SHORT PROBLEM. Please copy every one of the following rows word for word.

ROWS.

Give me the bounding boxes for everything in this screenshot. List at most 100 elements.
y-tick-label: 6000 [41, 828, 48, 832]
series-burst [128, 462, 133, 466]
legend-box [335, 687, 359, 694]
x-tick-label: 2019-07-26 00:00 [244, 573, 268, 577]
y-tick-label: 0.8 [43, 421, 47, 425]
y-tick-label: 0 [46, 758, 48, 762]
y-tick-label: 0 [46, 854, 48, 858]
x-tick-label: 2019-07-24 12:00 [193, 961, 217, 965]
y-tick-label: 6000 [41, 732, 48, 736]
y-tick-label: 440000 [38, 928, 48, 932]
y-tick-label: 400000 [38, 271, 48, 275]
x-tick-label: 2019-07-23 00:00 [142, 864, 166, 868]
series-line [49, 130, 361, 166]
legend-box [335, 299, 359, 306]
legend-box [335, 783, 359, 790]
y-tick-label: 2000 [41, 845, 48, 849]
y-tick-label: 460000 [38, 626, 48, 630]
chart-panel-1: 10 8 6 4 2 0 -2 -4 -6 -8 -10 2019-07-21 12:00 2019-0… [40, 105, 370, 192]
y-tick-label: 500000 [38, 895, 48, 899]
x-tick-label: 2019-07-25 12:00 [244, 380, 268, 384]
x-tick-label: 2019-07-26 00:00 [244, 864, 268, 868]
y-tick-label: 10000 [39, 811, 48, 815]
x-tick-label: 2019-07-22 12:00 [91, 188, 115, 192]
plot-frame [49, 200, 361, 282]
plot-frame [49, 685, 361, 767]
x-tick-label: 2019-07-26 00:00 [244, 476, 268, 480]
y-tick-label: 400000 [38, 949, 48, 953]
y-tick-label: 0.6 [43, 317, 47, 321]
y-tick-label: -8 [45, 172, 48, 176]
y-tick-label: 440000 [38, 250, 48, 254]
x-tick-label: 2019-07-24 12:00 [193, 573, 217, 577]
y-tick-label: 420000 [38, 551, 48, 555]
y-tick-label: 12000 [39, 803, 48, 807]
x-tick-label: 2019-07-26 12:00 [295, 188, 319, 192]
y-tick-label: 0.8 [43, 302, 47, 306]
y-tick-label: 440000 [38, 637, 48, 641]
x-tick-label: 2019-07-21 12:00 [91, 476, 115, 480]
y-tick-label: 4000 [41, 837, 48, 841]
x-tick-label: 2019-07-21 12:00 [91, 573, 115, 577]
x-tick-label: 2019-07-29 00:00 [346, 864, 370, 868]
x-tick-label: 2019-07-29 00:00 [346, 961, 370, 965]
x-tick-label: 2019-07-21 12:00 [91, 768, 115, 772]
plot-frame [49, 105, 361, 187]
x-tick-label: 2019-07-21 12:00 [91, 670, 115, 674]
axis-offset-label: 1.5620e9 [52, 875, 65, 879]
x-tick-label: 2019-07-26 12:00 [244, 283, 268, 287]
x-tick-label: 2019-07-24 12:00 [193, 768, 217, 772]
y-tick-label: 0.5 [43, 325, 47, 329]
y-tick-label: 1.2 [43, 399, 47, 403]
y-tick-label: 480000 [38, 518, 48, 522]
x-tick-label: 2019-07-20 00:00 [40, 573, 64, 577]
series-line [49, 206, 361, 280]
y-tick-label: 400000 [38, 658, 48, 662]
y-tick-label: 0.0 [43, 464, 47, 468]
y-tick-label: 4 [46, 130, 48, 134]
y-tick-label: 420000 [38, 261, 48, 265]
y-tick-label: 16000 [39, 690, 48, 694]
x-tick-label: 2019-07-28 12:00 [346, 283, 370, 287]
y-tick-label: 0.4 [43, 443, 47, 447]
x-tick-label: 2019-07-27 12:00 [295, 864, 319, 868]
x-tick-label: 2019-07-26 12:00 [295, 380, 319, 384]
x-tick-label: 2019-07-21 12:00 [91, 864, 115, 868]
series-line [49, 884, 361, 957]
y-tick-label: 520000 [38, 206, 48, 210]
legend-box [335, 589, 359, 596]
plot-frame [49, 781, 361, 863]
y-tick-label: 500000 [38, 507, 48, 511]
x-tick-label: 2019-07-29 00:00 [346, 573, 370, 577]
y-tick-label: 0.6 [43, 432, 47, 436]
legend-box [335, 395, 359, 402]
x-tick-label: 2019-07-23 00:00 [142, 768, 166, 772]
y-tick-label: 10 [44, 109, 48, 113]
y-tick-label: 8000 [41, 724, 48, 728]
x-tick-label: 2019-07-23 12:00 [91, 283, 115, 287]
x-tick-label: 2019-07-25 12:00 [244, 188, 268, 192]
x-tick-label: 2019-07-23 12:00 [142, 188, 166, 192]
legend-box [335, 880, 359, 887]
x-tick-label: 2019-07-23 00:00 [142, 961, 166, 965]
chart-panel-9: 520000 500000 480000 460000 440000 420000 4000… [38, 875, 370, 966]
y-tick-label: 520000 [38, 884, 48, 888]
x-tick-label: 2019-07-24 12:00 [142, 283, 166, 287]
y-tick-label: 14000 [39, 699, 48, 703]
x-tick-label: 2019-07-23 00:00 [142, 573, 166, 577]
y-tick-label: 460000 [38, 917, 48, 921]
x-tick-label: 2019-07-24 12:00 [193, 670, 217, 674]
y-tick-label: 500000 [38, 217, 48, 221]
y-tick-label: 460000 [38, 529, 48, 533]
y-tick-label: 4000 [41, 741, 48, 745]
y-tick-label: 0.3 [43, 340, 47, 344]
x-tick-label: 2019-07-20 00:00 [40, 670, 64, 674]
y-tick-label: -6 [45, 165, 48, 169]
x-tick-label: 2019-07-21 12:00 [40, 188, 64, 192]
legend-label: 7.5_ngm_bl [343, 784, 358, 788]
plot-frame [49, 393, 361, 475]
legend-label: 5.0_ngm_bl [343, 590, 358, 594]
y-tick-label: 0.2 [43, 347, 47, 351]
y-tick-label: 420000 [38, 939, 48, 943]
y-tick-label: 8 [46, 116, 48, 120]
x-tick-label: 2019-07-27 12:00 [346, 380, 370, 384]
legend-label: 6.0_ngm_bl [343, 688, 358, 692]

WRITTEN SOLUTION.
Give me the bounding boxes for everything in this screenshot. List at most 100 elements.
y-tick-label: 6000 [41, 828, 48, 832]
series-burst [128, 462, 133, 466]
legend-box [335, 687, 359, 694]
x-tick-label: 2019-07-26 00:00 [244, 573, 268, 577]
y-tick-label: 0.8 [43, 421, 47, 425]
y-tick-label: 0 [46, 758, 48, 762]
y-tick-label: 0 [46, 854, 48, 858]
x-tick-label: 2019-07-24 12:00 [193, 961, 217, 965]
y-tick-label: 6000 [41, 732, 48, 736]
y-tick-label: 440000 [38, 928, 48, 932]
y-tick-label: 400000 [38, 271, 48, 275]
x-tick-label: 2019-07-23 00:00 [142, 864, 166, 868]
series-line [49, 130, 361, 166]
legend-box [335, 299, 359, 306]
legend-box [335, 783, 359, 790]
y-tick-label: 2000 [41, 845, 48, 849]
y-tick-label: 460000 [38, 626, 48, 630]
chart-panel-1: 10 8 6 4 2 0 -2 -4 -6 -8 -10 2019-07-21 12:00 2019-0… [40, 105, 370, 192]
y-tick-label: 500000 [38, 895, 48, 899]
x-tick-label: 2019-07-25 12:00 [244, 380, 268, 384]
x-tick-label: 2019-07-26 00:00 [244, 864, 268, 868]
y-tick-label: 10000 [39, 811, 48, 815]
x-tick-label: 2019-07-22 12:00 [91, 188, 115, 192]
plot-frame [49, 200, 361, 282]
plot-frame [49, 685, 361, 767]
x-tick-label: 2019-07-26 00:00 [244, 476, 268, 480]
y-tick-label: 400000 [38, 949, 48, 953]
y-tick-label: 0.6 [43, 317, 47, 321]
y-tick-label: -8 [45, 172, 48, 176]
y-tick-label: 440000 [38, 250, 48, 254]
x-tick-label: 2019-07-24 12:00 [193, 573, 217, 577]
y-tick-label: 420000 [38, 551, 48, 555]
y-tick-label: 12000 [39, 803, 48, 807]
x-tick-label: 2019-07-26 12:00 [295, 188, 319, 192]
y-tick-label: 0.8 [43, 302, 47, 306]
y-tick-label: 440000 [38, 637, 48, 641]
x-tick-label: 2019-07-21 12:00 [91, 476, 115, 480]
y-tick-label: 4000 [41, 837, 48, 841]
x-tick-label: 2019-07-21 12:00 [91, 573, 115, 577]
x-tick-label: 2019-07-29 00:00 [346, 864, 370, 868]
x-tick-label: 2019-07-29 00:00 [346, 961, 370, 965]
x-tick-label: 2019-07-21 12:00 [91, 768, 115, 772]
plot-frame [49, 105, 361, 187]
x-tick-label: 2019-07-21 12:00 [91, 670, 115, 674]
axis-offset-label: 1.5620e9 [52, 875, 65, 879]
x-tick-label: 2019-07-26 12:00 [244, 283, 268, 287]
x-tick-label: 2019-07-24 12:00 [193, 768, 217, 772]
y-tick-label: 0.5 [43, 325, 47, 329]
y-tick-label: 1.2 [43, 399, 47, 403]
y-tick-label: 480000 [38, 518, 48, 522]
x-tick-label: 2019-07-20 00:00 [40, 573, 64, 577]
series-line [49, 206, 361, 280]
y-tick-label: 400000 [38, 658, 48, 662]
y-tick-label: 0.0 [43, 464, 47, 468]
y-tick-label: 4 [46, 130, 48, 134]
y-tick-label: 420000 [38, 261, 48, 265]
y-tick-label: 16000 [39, 690, 48, 694]
x-tick-label: 2019-07-28 12:00 [346, 283, 370, 287]
y-tick-label: 0.4 [43, 443, 47, 447]
x-tick-label: 2019-07-27 12:00 [295, 864, 319, 868]
x-tick-label: 2019-07-26 12:00 [295, 380, 319, 384]
x-tick-label: 2019-07-21 12:00 [91, 864, 115, 868]
series-line [49, 884, 361, 957]
y-tick-label: 520000 [38, 206, 48, 210]
legend-box [335, 589, 359, 596]
plot-frame [49, 781, 361, 863]
y-tick-label: 500000 [38, 507, 48, 511]
x-tick-label: 2019-07-29 00:00 [346, 573, 370, 577]
y-tick-label: 0.6 [43, 432, 47, 436]
legend-box [335, 395, 359, 402]
x-tick-label: 2019-07-23 00:00 [142, 768, 166, 772]
y-tick-label: 10 [44, 109, 48, 113]
y-tick-label: 8000 [41, 724, 48, 728]
x-tick-label: 2019-07-23 12:00 [91, 283, 115, 287]
x-tick-label: 2019-07-25 12:00 [244, 188, 268, 192]
x-tick-label: 2019-07-23 12:00 [142, 188, 166, 192]
legend-box [335, 880, 359, 887]
x-tick-label: 2019-07-23 00:00 [142, 961, 166, 965]
chart-panel-9: 520000 500000 480000 460000 440000 420000 4000… [38, 875, 370, 966]
y-tick-label: 520000 [38, 884, 48, 888]
x-tick-label: 2019-07-24 12:00 [142, 283, 166, 287]
y-tick-label: 14000 [39, 699, 48, 703]
x-tick-label: 2019-07-23 00:00 [142, 573, 166, 577]
y-tick-label: 460000 [38, 917, 48, 921]
x-tick-label: 2019-07-24 12:00 [193, 670, 217, 674]
y-tick-label: 500000 [38, 217, 48, 221]
y-tick-label: 460000 [38, 529, 48, 533]
y-tick-label: 4000 [41, 741, 48, 745]
y-tick-label: 0.3 [43, 340, 47, 344]
x-tick-label: 2019-07-20 00:00 [40, 670, 64, 674]
y-tick-label: -6 [45, 165, 48, 169]
x-tick-label: 2019-07-21 12:00 [40, 188, 64, 192]
legend-label: 7.5_ngm_bl [343, 784, 358, 788]
plot-frame [49, 393, 361, 475]
legend-label: 5.0_ngm_bl [343, 590, 358, 594]
y-tick-label: 0.2 [43, 347, 47, 351]
y-tick-label: 420000 [38, 939, 48, 943]
y-tick-label: 8 [46, 116, 48, 120]
x-tick-label: 2019-07-27 12:00 [346, 380, 370, 384]
legend-label: 6.0_ngm_bl [343, 688, 358, 692]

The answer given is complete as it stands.